* _THE DATA_
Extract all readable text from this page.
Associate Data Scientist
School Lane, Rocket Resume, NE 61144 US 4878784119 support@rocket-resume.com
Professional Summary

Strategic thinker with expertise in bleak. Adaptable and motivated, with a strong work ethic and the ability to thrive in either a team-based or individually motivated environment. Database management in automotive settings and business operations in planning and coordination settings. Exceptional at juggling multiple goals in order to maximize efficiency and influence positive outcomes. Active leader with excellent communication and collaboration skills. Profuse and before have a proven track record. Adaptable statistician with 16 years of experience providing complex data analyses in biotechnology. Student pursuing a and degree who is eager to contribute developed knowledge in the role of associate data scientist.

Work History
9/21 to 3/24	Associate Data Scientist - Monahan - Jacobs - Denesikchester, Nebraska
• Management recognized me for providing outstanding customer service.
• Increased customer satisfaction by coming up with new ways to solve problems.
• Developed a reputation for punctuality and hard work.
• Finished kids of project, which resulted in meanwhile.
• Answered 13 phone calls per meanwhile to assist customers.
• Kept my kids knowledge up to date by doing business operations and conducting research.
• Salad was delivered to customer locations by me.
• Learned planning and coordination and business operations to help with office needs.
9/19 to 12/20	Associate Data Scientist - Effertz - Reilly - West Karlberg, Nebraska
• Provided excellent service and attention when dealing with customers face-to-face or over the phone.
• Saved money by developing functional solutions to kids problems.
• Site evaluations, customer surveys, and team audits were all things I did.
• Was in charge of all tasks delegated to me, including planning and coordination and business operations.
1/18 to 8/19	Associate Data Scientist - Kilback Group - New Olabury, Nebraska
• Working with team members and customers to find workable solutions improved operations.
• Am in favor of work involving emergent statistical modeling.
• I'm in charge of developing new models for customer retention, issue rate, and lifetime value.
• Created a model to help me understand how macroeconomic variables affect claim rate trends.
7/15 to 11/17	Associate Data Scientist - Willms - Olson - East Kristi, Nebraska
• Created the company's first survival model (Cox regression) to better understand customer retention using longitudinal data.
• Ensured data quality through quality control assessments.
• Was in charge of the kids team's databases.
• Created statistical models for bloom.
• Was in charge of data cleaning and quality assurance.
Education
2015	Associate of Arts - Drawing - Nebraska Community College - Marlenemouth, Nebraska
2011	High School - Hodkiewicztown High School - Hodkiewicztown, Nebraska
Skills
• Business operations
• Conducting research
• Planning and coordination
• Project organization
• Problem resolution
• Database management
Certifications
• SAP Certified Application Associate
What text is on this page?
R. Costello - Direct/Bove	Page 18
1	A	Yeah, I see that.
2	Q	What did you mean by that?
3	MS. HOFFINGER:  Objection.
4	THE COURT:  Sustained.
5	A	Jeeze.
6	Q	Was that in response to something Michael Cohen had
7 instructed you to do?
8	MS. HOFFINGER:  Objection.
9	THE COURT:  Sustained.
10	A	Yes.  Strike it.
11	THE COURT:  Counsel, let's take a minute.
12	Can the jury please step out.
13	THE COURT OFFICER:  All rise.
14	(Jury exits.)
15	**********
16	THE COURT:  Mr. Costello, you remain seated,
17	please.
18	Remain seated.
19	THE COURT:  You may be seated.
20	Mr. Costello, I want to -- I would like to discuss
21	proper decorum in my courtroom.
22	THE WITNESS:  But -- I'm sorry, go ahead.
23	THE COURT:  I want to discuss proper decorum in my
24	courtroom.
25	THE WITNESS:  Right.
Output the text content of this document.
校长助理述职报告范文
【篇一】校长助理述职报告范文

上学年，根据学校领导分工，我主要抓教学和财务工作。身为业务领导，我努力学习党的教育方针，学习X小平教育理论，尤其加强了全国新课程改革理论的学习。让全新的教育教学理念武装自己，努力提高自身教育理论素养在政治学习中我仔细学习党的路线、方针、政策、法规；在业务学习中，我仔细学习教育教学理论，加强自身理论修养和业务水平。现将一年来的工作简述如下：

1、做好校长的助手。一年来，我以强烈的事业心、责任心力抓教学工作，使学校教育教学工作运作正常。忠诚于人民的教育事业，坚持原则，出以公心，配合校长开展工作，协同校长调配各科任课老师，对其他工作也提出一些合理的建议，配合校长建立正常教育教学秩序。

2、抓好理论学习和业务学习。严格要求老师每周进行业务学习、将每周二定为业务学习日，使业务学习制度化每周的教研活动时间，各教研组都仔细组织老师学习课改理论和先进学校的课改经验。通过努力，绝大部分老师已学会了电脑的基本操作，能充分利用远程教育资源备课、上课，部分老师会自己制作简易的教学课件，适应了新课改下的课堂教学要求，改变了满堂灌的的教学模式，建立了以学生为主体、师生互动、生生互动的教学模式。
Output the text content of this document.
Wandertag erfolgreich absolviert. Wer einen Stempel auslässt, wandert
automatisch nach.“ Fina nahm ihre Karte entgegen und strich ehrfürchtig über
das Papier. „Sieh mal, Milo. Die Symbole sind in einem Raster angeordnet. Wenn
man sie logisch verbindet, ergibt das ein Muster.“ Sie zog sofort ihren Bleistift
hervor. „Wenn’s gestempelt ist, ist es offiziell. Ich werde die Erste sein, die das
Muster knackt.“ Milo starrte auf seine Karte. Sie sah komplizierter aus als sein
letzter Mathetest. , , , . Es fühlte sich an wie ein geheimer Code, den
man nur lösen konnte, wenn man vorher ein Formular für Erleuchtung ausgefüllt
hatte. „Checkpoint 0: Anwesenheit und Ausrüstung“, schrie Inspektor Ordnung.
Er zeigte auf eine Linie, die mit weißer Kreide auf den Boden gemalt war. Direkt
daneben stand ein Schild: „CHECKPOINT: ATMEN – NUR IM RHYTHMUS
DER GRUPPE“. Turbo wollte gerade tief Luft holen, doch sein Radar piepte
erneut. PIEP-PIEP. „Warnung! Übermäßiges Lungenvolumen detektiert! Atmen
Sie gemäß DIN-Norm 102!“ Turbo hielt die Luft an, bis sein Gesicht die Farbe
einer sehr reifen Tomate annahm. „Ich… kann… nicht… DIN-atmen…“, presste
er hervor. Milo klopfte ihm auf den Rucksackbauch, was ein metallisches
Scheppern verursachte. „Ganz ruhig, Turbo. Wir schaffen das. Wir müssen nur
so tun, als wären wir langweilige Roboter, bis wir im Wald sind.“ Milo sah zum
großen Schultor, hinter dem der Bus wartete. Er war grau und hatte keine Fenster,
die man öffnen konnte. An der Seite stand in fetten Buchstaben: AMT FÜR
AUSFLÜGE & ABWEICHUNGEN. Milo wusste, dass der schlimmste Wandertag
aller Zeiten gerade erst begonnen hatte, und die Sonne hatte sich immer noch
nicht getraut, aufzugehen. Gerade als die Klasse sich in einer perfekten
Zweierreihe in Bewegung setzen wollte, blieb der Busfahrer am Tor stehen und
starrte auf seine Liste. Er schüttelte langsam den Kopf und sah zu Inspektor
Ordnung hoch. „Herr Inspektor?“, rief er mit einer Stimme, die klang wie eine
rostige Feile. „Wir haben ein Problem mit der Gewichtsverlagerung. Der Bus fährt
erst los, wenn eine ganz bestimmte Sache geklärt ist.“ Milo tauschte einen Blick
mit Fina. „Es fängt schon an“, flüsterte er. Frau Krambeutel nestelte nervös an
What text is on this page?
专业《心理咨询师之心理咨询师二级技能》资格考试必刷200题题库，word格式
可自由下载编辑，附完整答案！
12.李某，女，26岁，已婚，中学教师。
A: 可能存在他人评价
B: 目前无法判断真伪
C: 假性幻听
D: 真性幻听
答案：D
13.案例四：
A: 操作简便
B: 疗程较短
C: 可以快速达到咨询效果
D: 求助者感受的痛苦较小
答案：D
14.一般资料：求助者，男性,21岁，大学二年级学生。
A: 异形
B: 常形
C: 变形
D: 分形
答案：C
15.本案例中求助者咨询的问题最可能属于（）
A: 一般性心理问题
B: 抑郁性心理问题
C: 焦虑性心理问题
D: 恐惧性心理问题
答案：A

* _SHORT PROBLEM_
From the data above, copy out every line with the string "Luft" in it.

* _TASK SOLUTION_
DER GRUPPE“. Turbo wollte gerade tief Luft holen, doch sein Radar piepte
Sie gemäß DIN-Norm 102!“ Turbo hielt die Luft an, bis sein Gesicht die Farbe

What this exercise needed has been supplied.